Work to be completed:
Check each line of the material. Copy those containing "value".

Records supplied:
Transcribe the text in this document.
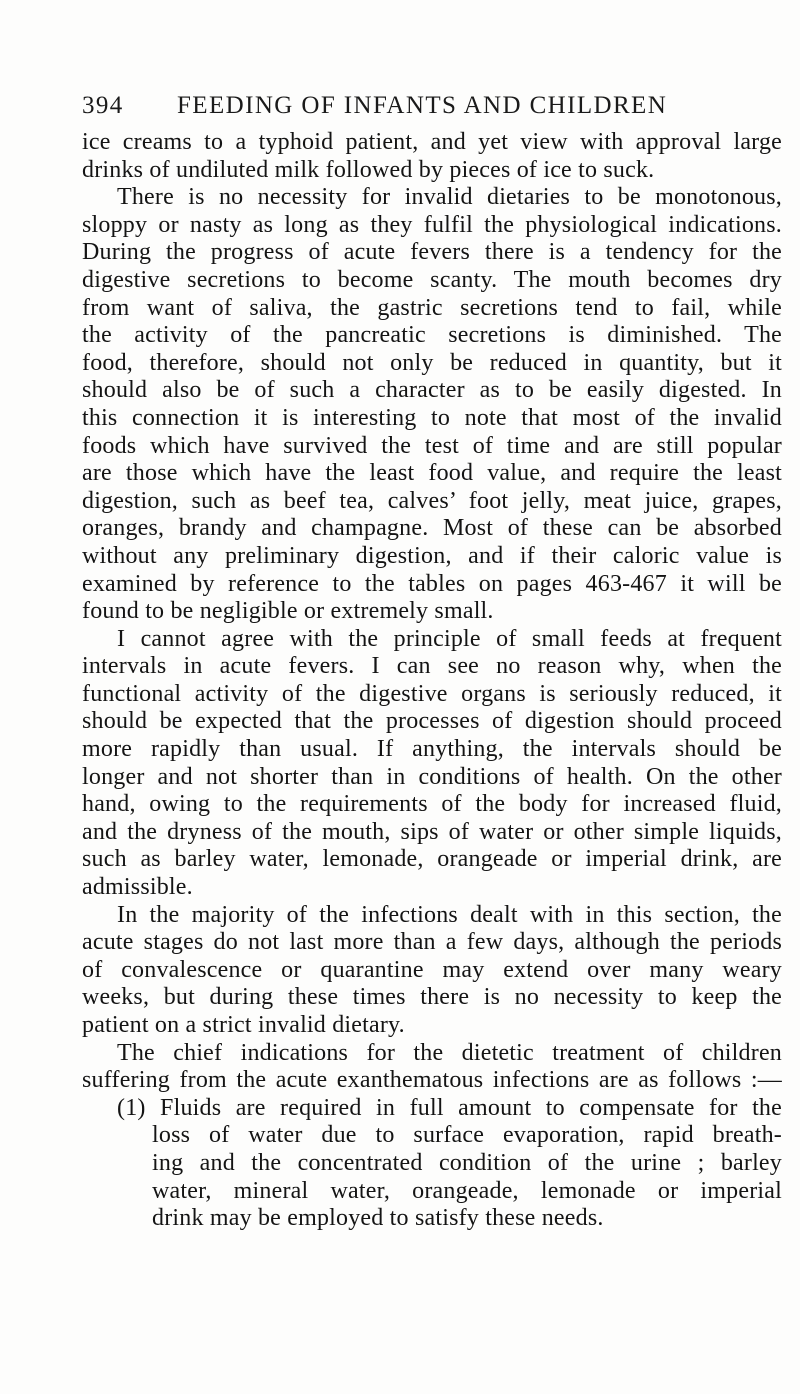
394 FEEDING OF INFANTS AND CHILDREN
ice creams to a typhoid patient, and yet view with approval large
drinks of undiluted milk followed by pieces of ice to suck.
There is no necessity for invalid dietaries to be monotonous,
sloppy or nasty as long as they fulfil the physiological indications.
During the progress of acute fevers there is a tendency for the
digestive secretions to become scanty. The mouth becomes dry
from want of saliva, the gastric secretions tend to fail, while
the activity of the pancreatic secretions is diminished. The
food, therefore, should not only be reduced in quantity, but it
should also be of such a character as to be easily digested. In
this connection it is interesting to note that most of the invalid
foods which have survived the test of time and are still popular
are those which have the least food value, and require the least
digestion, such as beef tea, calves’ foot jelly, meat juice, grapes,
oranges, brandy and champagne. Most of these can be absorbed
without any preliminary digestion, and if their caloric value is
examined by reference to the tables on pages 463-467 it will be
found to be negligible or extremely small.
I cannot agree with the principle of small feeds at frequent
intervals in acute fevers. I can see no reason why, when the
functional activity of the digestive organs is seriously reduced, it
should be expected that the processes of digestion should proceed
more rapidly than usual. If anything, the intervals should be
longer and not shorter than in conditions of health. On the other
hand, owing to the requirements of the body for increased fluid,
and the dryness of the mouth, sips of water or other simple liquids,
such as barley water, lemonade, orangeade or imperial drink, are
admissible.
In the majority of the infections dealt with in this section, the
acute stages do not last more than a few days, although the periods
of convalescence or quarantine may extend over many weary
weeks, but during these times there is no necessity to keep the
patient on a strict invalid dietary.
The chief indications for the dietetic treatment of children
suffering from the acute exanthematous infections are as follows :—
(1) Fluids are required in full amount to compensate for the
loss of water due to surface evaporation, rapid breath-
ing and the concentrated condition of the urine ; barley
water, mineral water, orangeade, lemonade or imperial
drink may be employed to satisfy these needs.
...
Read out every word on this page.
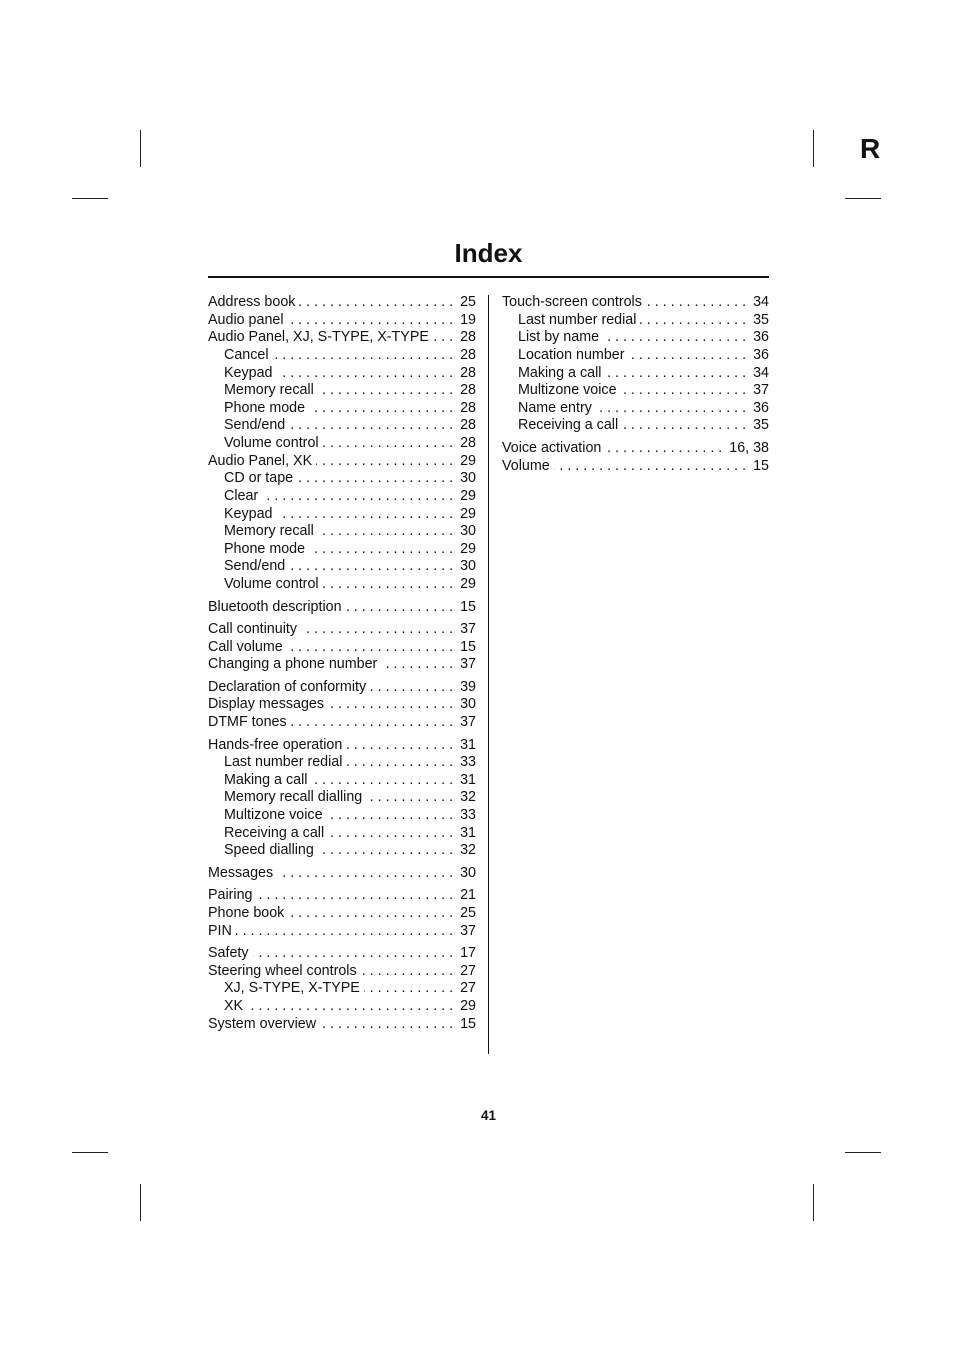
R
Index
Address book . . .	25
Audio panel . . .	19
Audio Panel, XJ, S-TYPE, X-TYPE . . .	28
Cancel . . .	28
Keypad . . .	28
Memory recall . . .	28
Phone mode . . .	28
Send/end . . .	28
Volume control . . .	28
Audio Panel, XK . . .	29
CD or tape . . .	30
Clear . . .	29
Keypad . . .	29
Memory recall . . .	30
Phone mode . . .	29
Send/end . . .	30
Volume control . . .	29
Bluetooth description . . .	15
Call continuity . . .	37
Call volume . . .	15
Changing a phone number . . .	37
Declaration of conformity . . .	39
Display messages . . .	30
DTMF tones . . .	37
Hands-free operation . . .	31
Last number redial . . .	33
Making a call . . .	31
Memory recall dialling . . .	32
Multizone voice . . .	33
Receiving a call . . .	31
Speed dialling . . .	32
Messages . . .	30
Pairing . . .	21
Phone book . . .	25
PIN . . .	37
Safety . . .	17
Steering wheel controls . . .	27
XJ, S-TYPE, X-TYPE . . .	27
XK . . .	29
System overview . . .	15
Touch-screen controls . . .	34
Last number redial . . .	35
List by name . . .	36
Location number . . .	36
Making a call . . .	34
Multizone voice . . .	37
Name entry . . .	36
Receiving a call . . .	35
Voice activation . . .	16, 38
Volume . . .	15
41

Finished exercise:
are those which have the least food value, and require the least
without any preliminary digestion, and if their caloric value is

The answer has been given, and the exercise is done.